# WHAT TO PRODUCE:
Please copy out the listing word for word, from its first line up to and including the line containing "The elastically deformable support arm 33b".

(Data records)

------------------------------------------------------------------------

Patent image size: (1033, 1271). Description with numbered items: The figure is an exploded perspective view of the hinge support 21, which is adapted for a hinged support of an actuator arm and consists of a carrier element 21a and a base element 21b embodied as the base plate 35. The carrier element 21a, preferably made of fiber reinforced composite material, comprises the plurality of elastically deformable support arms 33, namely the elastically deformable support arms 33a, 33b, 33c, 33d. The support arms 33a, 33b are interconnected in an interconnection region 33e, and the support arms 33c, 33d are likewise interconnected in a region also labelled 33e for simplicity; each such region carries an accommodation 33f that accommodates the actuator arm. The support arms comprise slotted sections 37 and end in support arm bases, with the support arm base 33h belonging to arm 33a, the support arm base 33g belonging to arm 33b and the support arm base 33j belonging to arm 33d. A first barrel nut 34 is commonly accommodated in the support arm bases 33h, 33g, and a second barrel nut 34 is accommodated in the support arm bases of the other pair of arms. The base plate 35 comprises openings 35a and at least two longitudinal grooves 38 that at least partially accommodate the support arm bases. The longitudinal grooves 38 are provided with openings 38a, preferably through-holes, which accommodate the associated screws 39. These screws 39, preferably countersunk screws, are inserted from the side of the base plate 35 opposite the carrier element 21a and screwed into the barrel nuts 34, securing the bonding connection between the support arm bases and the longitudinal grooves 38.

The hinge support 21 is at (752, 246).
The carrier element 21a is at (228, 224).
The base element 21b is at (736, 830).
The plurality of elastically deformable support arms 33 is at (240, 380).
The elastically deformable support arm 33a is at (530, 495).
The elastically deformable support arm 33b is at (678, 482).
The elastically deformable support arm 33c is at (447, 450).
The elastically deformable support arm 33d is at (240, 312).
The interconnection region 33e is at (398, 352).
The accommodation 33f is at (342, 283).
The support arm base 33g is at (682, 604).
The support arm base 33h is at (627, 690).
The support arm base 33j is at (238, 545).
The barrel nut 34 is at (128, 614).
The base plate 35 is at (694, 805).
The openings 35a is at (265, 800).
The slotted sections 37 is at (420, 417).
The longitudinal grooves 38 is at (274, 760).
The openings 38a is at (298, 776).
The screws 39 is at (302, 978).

------------------------------------------------------------------------

# COMPLETE ANSWER:
Patent image size: (1033, 1271). Description with numbered items: The figure is an exploded perspective view of the hinge support 21, which is adapted for a hinged support of an actuator arm and consists of a carrier element 21a and a base element 21b embodied as the base plate 35. The carrier element 21a, preferably made of fiber reinforced composite material, comprises the plurality of elastically deformable support arms 33, namely the elastically deformable support arms 33a, 33b, 33c, 33d. The support arms 33a, 33b are interconnected in an interconnection region 33e, and the support arms 33c, 33d are likewise interconnected in a region also labelled 33e for simplicity; each such region carries an accommodation 33f that accommodates the actuator arm. The support arms comprise slotted sections 37 and end in support arm bases, with the support arm base 33h belonging to arm 33a, the support arm base 33g belonging to arm 33b and the support arm base 33j belonging to arm 33d. A first barrel nut 34 is commonly accommodated in the support arm bases 33h, 33g, and a second barrel nut 34 is accommodated in the support arm bases of the other pair of arms. The base plate 35 comprises openings 35a and at least two longitudinal grooves 38 that at least partially accommodate the support arm bases. The longitudinal grooves 38 are provided with openings 38a, preferably through-holes, which accommodate the associated screws 39. These screws 39, preferably countersunk screws, are inserted from the side of the base plate 35 opposite the carrier element 21a and screwed into the barrel nuts 34, securing the bonding connection between the support arm bases and the longitudinal grooves 38.

The hinge support 21 is at (752, 246).
The carrier element 21a is at (228, 224).
The base element 21b is at (736, 830).
The plurality of elastically deformable support arms 33 is at (240, 380).
The elastically deformable support arm 33a is at (530, 495).
The elastically deformable support arm 33b is at (678, 482).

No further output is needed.